WHAT YOU SHOULD DO » How many of the lines below contain "this"? Answer with that number alone.

INFORMATION SHOWN »

────────────────────

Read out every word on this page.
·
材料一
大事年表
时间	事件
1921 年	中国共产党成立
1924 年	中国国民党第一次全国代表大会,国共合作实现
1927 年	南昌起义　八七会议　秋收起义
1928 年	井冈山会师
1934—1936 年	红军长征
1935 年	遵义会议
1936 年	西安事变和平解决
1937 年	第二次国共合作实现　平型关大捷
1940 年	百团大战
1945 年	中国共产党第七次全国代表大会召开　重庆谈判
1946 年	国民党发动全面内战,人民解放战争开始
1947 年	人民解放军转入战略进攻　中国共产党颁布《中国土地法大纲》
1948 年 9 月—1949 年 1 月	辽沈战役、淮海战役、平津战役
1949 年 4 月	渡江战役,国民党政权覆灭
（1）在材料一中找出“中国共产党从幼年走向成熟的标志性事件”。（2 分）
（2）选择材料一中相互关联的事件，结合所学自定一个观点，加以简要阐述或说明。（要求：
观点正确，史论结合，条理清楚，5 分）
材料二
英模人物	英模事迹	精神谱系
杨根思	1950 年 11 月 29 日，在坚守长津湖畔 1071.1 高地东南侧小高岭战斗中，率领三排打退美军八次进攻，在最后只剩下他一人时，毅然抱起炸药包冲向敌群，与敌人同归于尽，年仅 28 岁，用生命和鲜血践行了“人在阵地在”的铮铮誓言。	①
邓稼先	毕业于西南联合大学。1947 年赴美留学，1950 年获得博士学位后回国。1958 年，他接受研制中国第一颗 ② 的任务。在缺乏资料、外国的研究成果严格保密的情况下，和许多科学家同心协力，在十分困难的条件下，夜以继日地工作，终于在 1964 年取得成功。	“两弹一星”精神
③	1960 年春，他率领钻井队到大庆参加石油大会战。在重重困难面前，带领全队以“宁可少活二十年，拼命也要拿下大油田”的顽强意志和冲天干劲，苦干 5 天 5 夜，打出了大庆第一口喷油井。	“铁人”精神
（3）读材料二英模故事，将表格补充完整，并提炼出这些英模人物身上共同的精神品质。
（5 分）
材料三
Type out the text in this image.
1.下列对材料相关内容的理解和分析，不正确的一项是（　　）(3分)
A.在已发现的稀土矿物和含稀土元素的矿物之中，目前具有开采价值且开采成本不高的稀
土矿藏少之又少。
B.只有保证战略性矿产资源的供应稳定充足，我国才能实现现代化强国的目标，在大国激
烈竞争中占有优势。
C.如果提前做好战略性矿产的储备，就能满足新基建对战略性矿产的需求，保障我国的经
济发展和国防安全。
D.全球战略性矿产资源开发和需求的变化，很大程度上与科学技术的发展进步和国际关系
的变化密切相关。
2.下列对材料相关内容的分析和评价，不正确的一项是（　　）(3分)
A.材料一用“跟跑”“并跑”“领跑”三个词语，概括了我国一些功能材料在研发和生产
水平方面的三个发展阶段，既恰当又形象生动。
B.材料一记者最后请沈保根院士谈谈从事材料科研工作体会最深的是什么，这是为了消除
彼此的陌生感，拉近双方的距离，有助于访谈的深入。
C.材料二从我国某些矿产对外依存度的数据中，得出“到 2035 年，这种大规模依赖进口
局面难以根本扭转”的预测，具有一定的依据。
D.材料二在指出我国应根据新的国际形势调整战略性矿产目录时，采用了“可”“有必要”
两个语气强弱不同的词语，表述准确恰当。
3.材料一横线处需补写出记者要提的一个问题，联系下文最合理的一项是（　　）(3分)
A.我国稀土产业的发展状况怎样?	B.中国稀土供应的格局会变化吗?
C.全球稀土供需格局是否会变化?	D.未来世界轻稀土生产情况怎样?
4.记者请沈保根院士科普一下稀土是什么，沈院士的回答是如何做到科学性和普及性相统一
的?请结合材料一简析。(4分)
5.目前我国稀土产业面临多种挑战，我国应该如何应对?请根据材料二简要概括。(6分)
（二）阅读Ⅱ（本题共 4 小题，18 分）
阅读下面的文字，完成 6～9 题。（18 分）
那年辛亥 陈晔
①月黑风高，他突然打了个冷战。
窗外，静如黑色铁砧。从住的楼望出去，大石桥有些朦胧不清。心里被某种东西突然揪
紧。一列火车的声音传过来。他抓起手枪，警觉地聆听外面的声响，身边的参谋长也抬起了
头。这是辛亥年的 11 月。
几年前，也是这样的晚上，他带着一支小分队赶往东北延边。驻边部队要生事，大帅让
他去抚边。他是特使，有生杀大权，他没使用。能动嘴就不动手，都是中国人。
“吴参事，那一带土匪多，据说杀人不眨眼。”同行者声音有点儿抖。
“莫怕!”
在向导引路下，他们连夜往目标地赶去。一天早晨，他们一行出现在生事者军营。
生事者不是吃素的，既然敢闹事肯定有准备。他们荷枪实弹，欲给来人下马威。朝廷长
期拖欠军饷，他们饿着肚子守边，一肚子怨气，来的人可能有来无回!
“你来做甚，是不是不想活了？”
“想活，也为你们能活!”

────────────────────

RESPONSE » 2